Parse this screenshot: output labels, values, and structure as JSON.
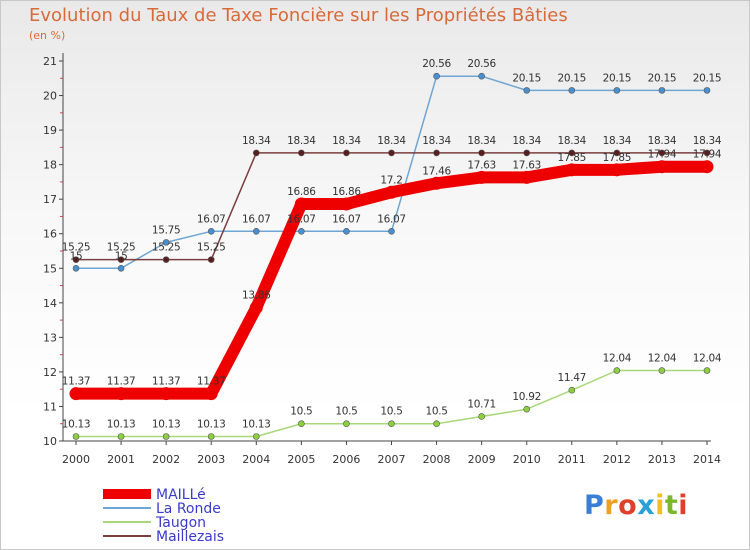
{
  "header": {
    "title": "Evolution du Taux de Taxe Foncière sur les Propriétés Bâties",
    "unit": "(en %)"
  },
  "logo": {
    "text": "Proxiti",
    "letters": [
      "P",
      "r",
      "o",
      "x",
      "i",
      "t",
      "i"
    ],
    "colors": [
      "#3a7fd5",
      "#f0a020",
      "#e0402a",
      "#2aa0d8",
      "#f0c020",
      "#7ab82a",
      "#e0402a"
    ]
  },
  "chart_data": {
    "type": "line",
    "x": [
      "2000",
      "2001",
      "2002",
      "2003",
      "2004",
      "2005",
      "2006",
      "2007",
      "2008",
      "2009",
      "2010",
      "2011",
      "2012",
      "2013",
      "2014"
    ],
    "ylim": [
      10,
      21
    ],
    "yticks": [
      "10",
      "11",
      "12",
      "13",
      "14",
      "15",
      "16",
      "17",
      "18",
      "19",
      "20",
      "21"
    ],
    "grid": false,
    "series": [
      {
        "name": "MAILLé",
        "color": "#ee0000",
        "width": 12,
        "marker": 6,
        "values": [
          11.37,
          11.37,
          11.37,
          11.37,
          13.86,
          16.86,
          16.86,
          17.2,
          17.46,
          17.63,
          17.63,
          17.85,
          17.85,
          17.94,
          17.94
        ],
        "labels": [
          "11.37",
          "11.37",
          "11.37",
          "11.37",
          "13.86",
          "16.86",
          "16.86",
          "17.2",
          "17.46",
          "17.63",
          "17.63",
          "17.85",
          "17.85",
          "17.94",
          "17.94"
        ]
      },
      {
        "name": "La Ronde",
        "color": "#6fa5d2",
        "width": 1.5,
        "marker": 3,
        "marker_fill": "#4a8fd0",
        "values": [
          15,
          15,
          15.75,
          16.07,
          16.07,
          16.07,
          16.07,
          16.07,
          20.56,
          20.56,
          20.15,
          20.15,
          20.15,
          20.15,
          20.15
        ],
        "labels": [
          "15",
          "15",
          "15.75",
          "16.07",
          "16.07",
          "16.07",
          "16.07",
          "16.07",
          "20.56",
          "20.56",
          "20.15",
          "20.15",
          "20.15",
          "20.15",
          "20.15"
        ]
      },
      {
        "name": "Taugon",
        "color": "#a8d878",
        "width": 1.5,
        "marker": 3,
        "marker_fill": "#8cd040",
        "values": [
          10.13,
          10.13,
          10.13,
          10.13,
          10.13,
          10.5,
          10.5,
          10.5,
          10.5,
          10.71,
          10.92,
          11.47,
          12.04,
          12.04,
          12.04
        ],
        "labels": [
          "10.13",
          "10.13",
          "10.13",
          "10.13",
          "10.13",
          "10.5",
          "10.5",
          "10.5",
          "10.5",
          "10.71",
          "10.92",
          "11.47",
          "12.04",
          "12.04",
          "12.04"
        ]
      },
      {
        "name": "Maillezais",
        "color": "#7a3e3e",
        "width": 1.5,
        "marker": 3,
        "marker_fill": "#5a1e1e",
        "values": [
          15.25,
          15.25,
          15.25,
          15.25,
          18.34,
          18.34,
          18.34,
          18.34,
          18.34,
          18.34,
          18.34,
          18.34,
          18.34,
          18.34,
          18.34
        ],
        "labels": [
          "15.25",
          "15.25",
          "15.25",
          "15.25",
          "18.34",
          "18.34",
          "18.34",
          "18.34",
          "18.34",
          "18.34",
          "18.34",
          "18.34",
          "18.34",
          "18.34",
          "18.34"
        ]
      }
    ]
  }
}
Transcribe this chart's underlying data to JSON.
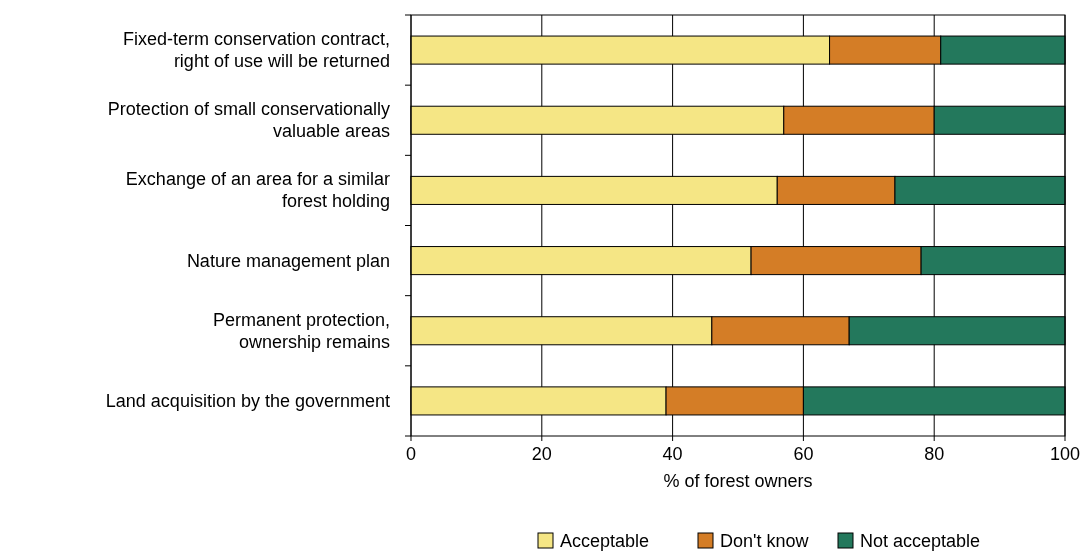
{
  "chart_data": {
    "type": "bar",
    "orientation": "horizontal",
    "stacked": true,
    "xlabel": "% of forest owners",
    "categories": [
      "Fixed-term conservation contract, right of use will be returned",
      "Protection of small conservationally valuable areas",
      "Exchange of an area for a similar forest holding",
      "Nature management plan",
      "Permanent protection, ownership remains",
      "Land acquisition by the government"
    ],
    "series": [
      {
        "name": "Acceptable",
        "color": "#f5e685",
        "values": [
          64,
          57,
          56,
          52,
          46,
          39
        ]
      },
      {
        "name": "Don't know",
        "color": "#d47d26",
        "values": [
          17,
          23,
          18,
          26,
          21,
          21
        ]
      },
      {
        "name": "Not acceptable",
        "color": "#23785c",
        "values": [
          19,
          20,
          26,
          22,
          33,
          40
        ]
      }
    ],
    "xlim": [
      0,
      100
    ],
    "xticks": [
      0,
      20,
      40,
      60,
      80,
      100
    ],
    "grid": "x",
    "legend": "bottom"
  }
}
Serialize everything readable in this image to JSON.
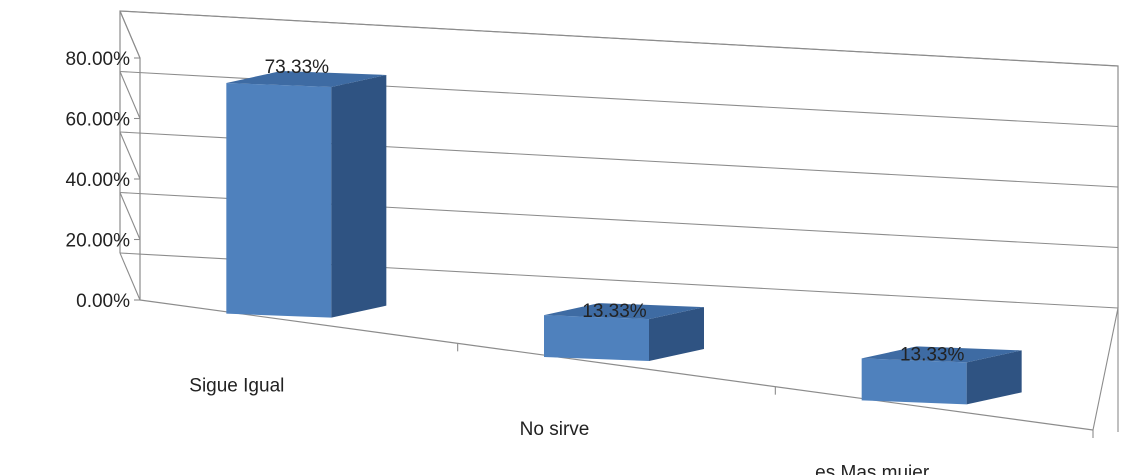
{
  "chart_data": {
    "type": "bar",
    "style": "3d-column",
    "categories": [
      "Sigue Igual",
      "No sirve",
      "es Mas mujer"
    ],
    "series": [
      {
        "values": [
          73.33,
          13.33,
          13.33
        ]
      }
    ],
    "data_labels": [
      "73.33%",
      "13.33%",
      "13.33%"
    ],
    "ylim": [
      0,
      80
    ],
    "yticks": [
      0,
      20,
      40,
      60,
      80
    ],
    "ytick_labels": [
      "0.00%",
      "20.00%",
      "40.00%",
      "60.00%",
      "80.00%"
    ],
    "xlabel": "",
    "ylabel": "",
    "grid": true,
    "legend": "none",
    "colors": {
      "bar_front": "#4F81BD",
      "bar_top": "#3E6BA3",
      "bar_side": "#2F5382",
      "grid": "#8C8C8C"
    }
  }
}
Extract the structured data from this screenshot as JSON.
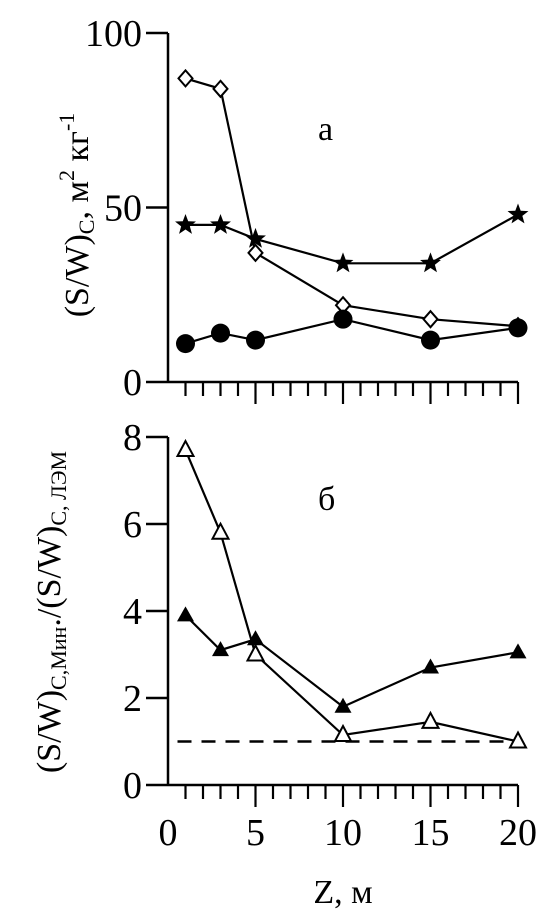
{
  "chart_data": [
    {
      "panel": "a",
      "type": "line",
      "panel_label": "а",
      "ylabel": {
        "main": "(S/W)",
        "sub": "C",
        "unit_pre": ", м",
        "sup1": "2",
        "unit_mid": " кг",
        "sup2": "-1"
      },
      "ylim": [
        0,
        100
      ],
      "xlim": [
        0,
        20
      ],
      "y_ticks": [
        0,
        50,
        100
      ],
      "series": [
        {
          "marker": "open-diamond",
          "color": "#000000",
          "x": [
            1,
            3,
            5,
            10,
            15,
            20
          ],
          "y": [
            87,
            84,
            37,
            22,
            18,
            16
          ]
        },
        {
          "marker": "filled-star",
          "color": "#000000",
          "x": [
            1,
            3,
            5,
            10,
            15,
            20
          ],
          "y": [
            45,
            45,
            41,
            34,
            34,
            48
          ]
        },
        {
          "marker": "filled-circle",
          "color": "#000000",
          "x": [
            1,
            3,
            5,
            10,
            15,
            20
          ],
          "y": [
            11,
            14,
            12,
            18,
            12,
            15.5
          ]
        }
      ]
    },
    {
      "panel": "b",
      "type": "line",
      "panel_label": "б",
      "ylabel": {
        "pre": "(S/W)",
        "sub1": "C,Мин",
        "mid": "./(S/W)",
        "sub2": "C, ЛЭМ"
      },
      "ylim": [
        0,
        8
      ],
      "xlim": [
        0,
        20
      ],
      "y_ticks": [
        0,
        2,
        4,
        6,
        8
      ],
      "x_ticks": [
        0,
        5,
        10,
        15,
        20
      ],
      "xlabel": "Z, м",
      "reference_line": {
        "y": 1,
        "style": "dashed"
      },
      "series": [
        {
          "marker": "open-triangle",
          "color": "#000000",
          "x": [
            1,
            3,
            5,
            10,
            15,
            20
          ],
          "y": [
            7.7,
            5.8,
            3.0,
            1.15,
            1.45,
            1.0
          ]
        },
        {
          "marker": "filled-triangle",
          "color": "#000000",
          "x": [
            1,
            3,
            5,
            10,
            15,
            20
          ],
          "y": [
            3.9,
            3.1,
            3.35,
            1.8,
            2.7,
            3.05
          ]
        }
      ]
    }
  ]
}
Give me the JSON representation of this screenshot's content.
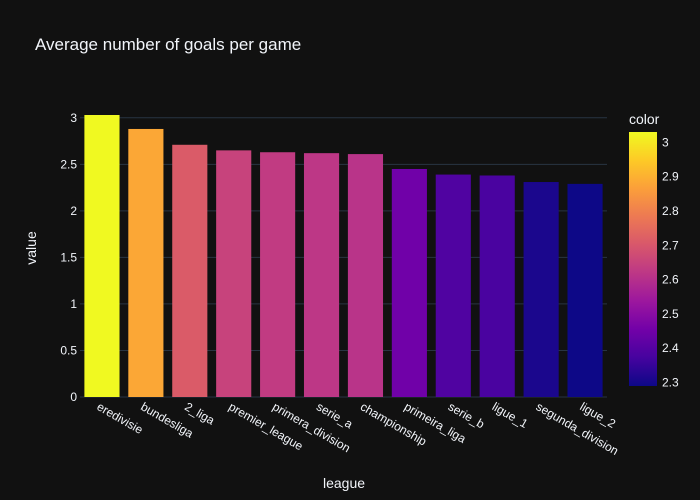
{
  "chart_data": {
    "type": "bar",
    "title": "Average number of goals per game",
    "xlabel": "league",
    "ylabel": "value",
    "categories": [
      "eredivisie",
      "bundesliga",
      "2_liga",
      "premier_league",
      "primera_division",
      "serie_a",
      "championship",
      "primeira_liga",
      "serie_b",
      "ligue_1",
      "segunda_division",
      "ligue_2"
    ],
    "values": [
      3.03,
      2.88,
      2.71,
      2.65,
      2.63,
      2.62,
      2.61,
      2.45,
      2.39,
      2.38,
      2.31,
      2.29
    ],
    "ylim": [
      0,
      3.03
    ],
    "yticks": [
      "0",
      "0.5",
      "1",
      "1.5",
      "2",
      "2.5",
      "3"
    ],
    "grid": true,
    "colorbar": {
      "title": "color",
      "ticks": [
        "2.3",
        "2.4",
        "2.5",
        "2.6",
        "2.7",
        "2.8",
        "2.9",
        "3"
      ],
      "range": [
        2.29,
        3.03
      ]
    },
    "colors": {
      "background": "#111111",
      "grid": "#283442",
      "text": "#f2f5fa",
      "scale": [
        "#0d0887",
        "#46039f",
        "#7201a8",
        "#9c179e",
        "#bd3786",
        "#d8576b",
        "#ed7953",
        "#fb9f3a",
        "#fdca26",
        "#f0f921"
      ]
    }
  }
}
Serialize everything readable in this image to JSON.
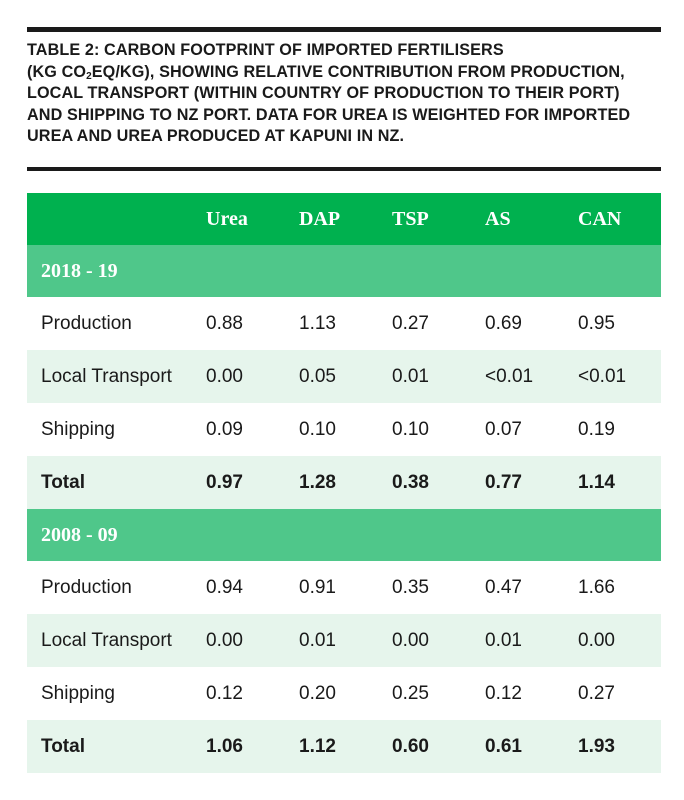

───

| TASK GOAL |
Go through the material line by line. Show each line that contains the string "JSON".

| THE RESPONSE |
Parse this screenshot: output labels, values, and structure as JSON.
Transcribe this chart's underlying data to JSON.
Serialize everything readable in this image to JSON.
Extract the structured data from this screenshot as JSON.
Give me the JSON representation of this screenshot's content.
Serialize everything readable in this image to JSON.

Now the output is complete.